§ What you have to do
Find each line containing the string "must" and return it.

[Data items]
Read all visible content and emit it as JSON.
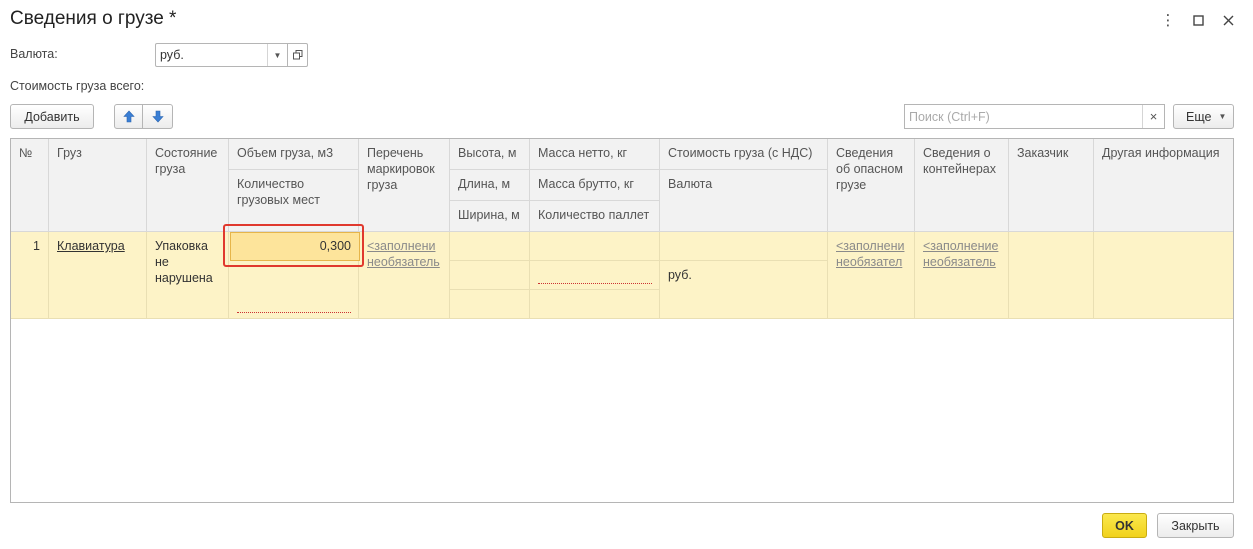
{
  "window": {
    "title": "Сведения о грузе *"
  },
  "icons": {
    "more": "more-vertical-icon",
    "maximize": "maximize-icon",
    "close": "close-icon",
    "up": "arrow-up-icon",
    "down": "arrow-down-icon"
  },
  "form": {
    "currency_label": "Валюта:",
    "currency_value": "руб.",
    "total_cost_label": "Стоимость груза всего:"
  },
  "toolbar": {
    "add_label": "Добавить",
    "search_placeholder": "Поиск (Ctrl+F)",
    "search_clear": "×",
    "more_label": "Еще"
  },
  "table": {
    "headers": {
      "num": "№",
      "cargo": "Груз",
      "state": "Состояние груза",
      "volume": "Объем груза, м3",
      "places": "Количество грузовых мест",
      "markings": "Перечень маркировок груза",
      "height": "Высота, м",
      "length": "Длина, м",
      "width": "Ширина, м",
      "net": "Масса нетто, кг",
      "gross": "Масса брутто, кг",
      "pallets": "Количество паллет",
      "cost": "Стоимость груза (с НДС)",
      "currency": "Валюта",
      "dangerous": "Сведения об опасном грузе",
      "containers": "Сведения о контейнерах",
      "customer": "Заказчик",
      "other": "Другая информация"
    },
    "rows": [
      {
        "num": "1",
        "cargo": "Клавиатура",
        "state": "Упаковка не нарушена",
        "volume": "0,300",
        "markings_hint": "<заполнени необязатель",
        "currency": "руб.",
        "dangerous_hint": "<заполнени необязател",
        "containers_hint": "<заполнение необязатель"
      }
    ]
  },
  "footer": {
    "ok_label": "OK",
    "close_label": "Закрыть"
  },
  "colors": {
    "row_bg": "#fdf3c7",
    "edit_bg": "#fde49b",
    "focus": "#e0392e",
    "ok_bg": "#f7dc2a",
    "arrow_blue": "#3a7fd5"
  }
}
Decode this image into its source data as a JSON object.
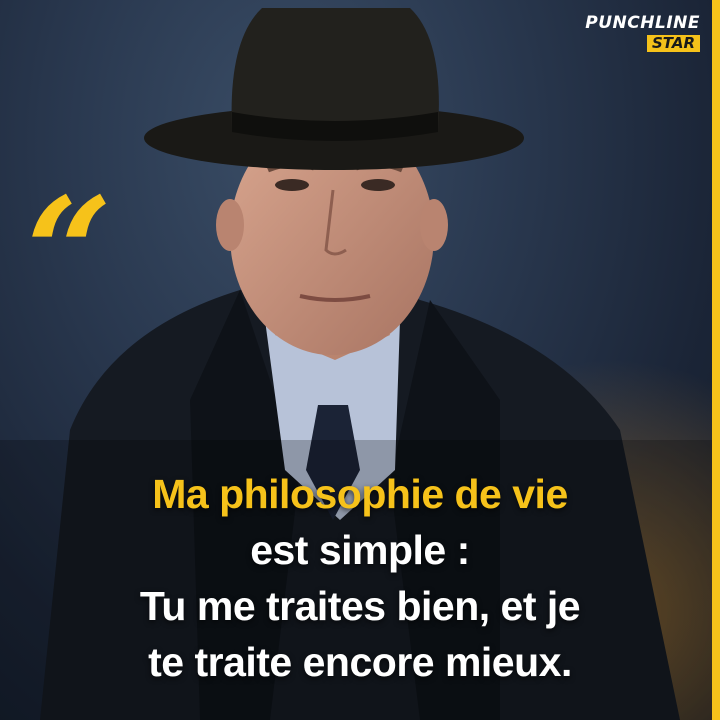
{
  "brand": {
    "line1": "PUNCHLINE",
    "line2": "STAR"
  },
  "quote_mark": "“",
  "quote": {
    "line1": "Ma philosophie de vie",
    "line2": "est simple :",
    "line3": "Tu me traites bien, et je",
    "line4": "te traite encore mieux."
  },
  "colors": {
    "accent": "#f6c21a",
    "text": "#ffffff",
    "background": "#1c2638"
  }
}
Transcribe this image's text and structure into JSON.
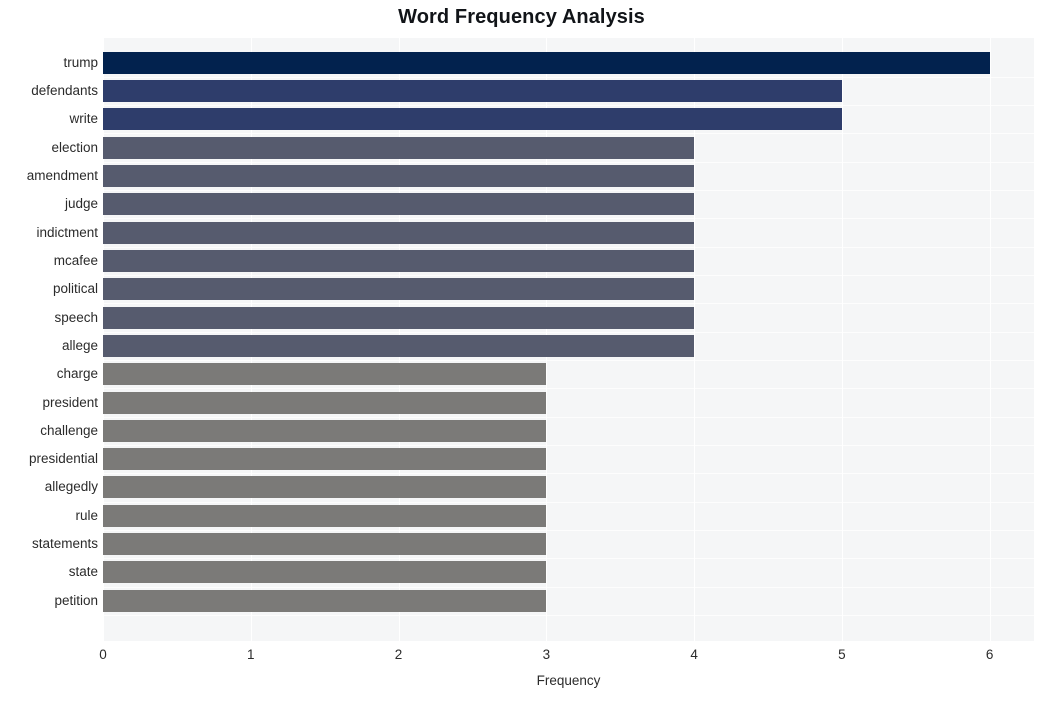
{
  "chart_data": {
    "type": "bar",
    "orientation": "horizontal",
    "title": "Word Frequency Analysis",
    "xlabel": "Frequency",
    "ylabel": "",
    "xlim": [
      0,
      6.3
    ],
    "xticks": [
      0,
      1,
      2,
      3,
      4,
      5,
      6
    ],
    "xtick_labels": [
      "0",
      "1",
      "2",
      "3",
      "4",
      "5",
      "6"
    ],
    "grid": true,
    "legend": null,
    "categories": [
      "trump",
      "defendants",
      "write",
      "election",
      "amendment",
      "judge",
      "indictment",
      "mcafee",
      "political",
      "speech",
      "allege",
      "charge",
      "president",
      "challenge",
      "presidential",
      "allegedly",
      "rule",
      "statements",
      "state",
      "petition"
    ],
    "values": [
      6,
      5,
      5,
      4,
      4,
      4,
      4,
      4,
      4,
      4,
      4,
      3,
      3,
      3,
      3,
      3,
      3,
      3,
      3,
      3
    ],
    "bar_colors": [
      "#02224e",
      "#2e3d6b",
      "#2e3d6b",
      "#565b6e",
      "#565b6e",
      "#565b6e",
      "#565b6e",
      "#565b6e",
      "#565b6e",
      "#565b6e",
      "#565b6e",
      "#7b7a78",
      "#7b7a78",
      "#7b7a78",
      "#7b7a78",
      "#7b7a78",
      "#7b7a78",
      "#7b7a78",
      "#7b7a78",
      "#7b7a78"
    ]
  },
  "style": {
    "plot_background": "#f5f6f7",
    "figure_background": "#ffffff",
    "grid_color": "#ffffff",
    "text_color": "#2b2b2b",
    "title_color": "#111418"
  }
}
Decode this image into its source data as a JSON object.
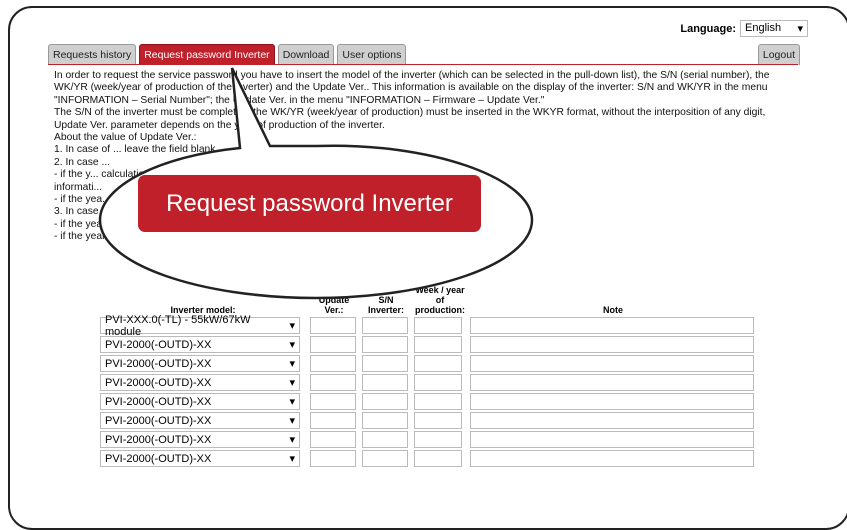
{
  "language": {
    "label": "Language:",
    "value": "English"
  },
  "tabs": [
    {
      "label": "Requests history"
    },
    {
      "label": "Request password Inverter"
    },
    {
      "label": "Download"
    },
    {
      "label": "User options"
    }
  ],
  "logout_label": "Logout",
  "intro": {
    "p1": "In order to request the service password you have to insert the model of the inverter (which can be selected in the pull-down list), the S/N (serial number), the WK/YR (week/year of production of the inverter) and the Update Ver.. This information is available on the display of the inverter: S/N and WK/YR in the menu \"INFORMATION – Serial Number\"; the Update Ver. in the menu \"INFORMATION – Firmware – Update Ver.\"",
    "p2": "The S/N of the inverter must be completed; the WK/YR (week/year of production) must be inserted in the WKYR format, without the interposition of any digit, Update Ver. parameter depends on the year of production of the inverter.",
    "p3": "About the value of Update Ver.:",
    "p4": "1. In case of ... leave the field blank.",
    "p5": "2. In case ...",
    "p6": "- if the y... calculation and the field must be filled with the",
    "p7": "informati...",
    "p8": "- if the yea... can be left blank.",
    "p9": "3. In case on ...",
    "p10": "- if the year of product ... sert as week/year of production 0113.",
    "p11": "- if the year of production is 13 ... ng care to insert week/year as shown on the inverter display."
  },
  "table": {
    "headers": [
      "Inverter model:",
      "Update Ver.:",
      "S/N Inverter:",
      "Week / year of production:",
      "Note"
    ],
    "rows": [
      "PVI-XXX.0(-TL) - 55kW/67kW module",
      "PVI-2000(-OUTD)-XX",
      "PVI-2000(-OUTD)-XX",
      "PVI-2000(-OUTD)-XX",
      "PVI-2000(-OUTD)-XX",
      "PVI-2000(-OUTD)-XX",
      "PVI-2000(-OUTD)-XX",
      "PVI-2000(-OUTD)-XX"
    ]
  },
  "callout_label": "Request password Inverter",
  "colors": {
    "accent": "#c0202a",
    "tab_bg": "#cfcfcf"
  }
}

§ Written answer
    "p2": "The S/N of the inverter must be completed; the WK/YR (week/year of production) must be inserted in the WKYR format, without the interposition of any digit, Update Ver. parameter depends on the year of production of the inverter.",
    "p6": "- if the y... calculation and the field must be filled with the",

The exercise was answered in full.